- **Exercise aim**: Using the material below, copy every line where "this" appears.

Extracted records
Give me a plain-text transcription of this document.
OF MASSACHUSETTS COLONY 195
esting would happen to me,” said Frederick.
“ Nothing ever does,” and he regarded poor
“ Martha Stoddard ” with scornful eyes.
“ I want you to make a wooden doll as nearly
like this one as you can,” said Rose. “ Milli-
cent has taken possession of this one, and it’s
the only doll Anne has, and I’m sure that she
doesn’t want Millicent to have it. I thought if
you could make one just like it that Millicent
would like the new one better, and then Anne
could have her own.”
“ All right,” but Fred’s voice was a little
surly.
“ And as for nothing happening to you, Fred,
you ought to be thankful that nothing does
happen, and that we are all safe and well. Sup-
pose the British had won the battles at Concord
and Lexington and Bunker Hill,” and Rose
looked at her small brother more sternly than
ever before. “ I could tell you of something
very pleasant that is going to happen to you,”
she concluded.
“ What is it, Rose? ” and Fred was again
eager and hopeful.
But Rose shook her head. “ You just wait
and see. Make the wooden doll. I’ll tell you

- **In response**:
Give me a plain-text transcription of this document.
like this one as you can,” said Rose. “ Milli-
cent has taken possession of this one, and it’s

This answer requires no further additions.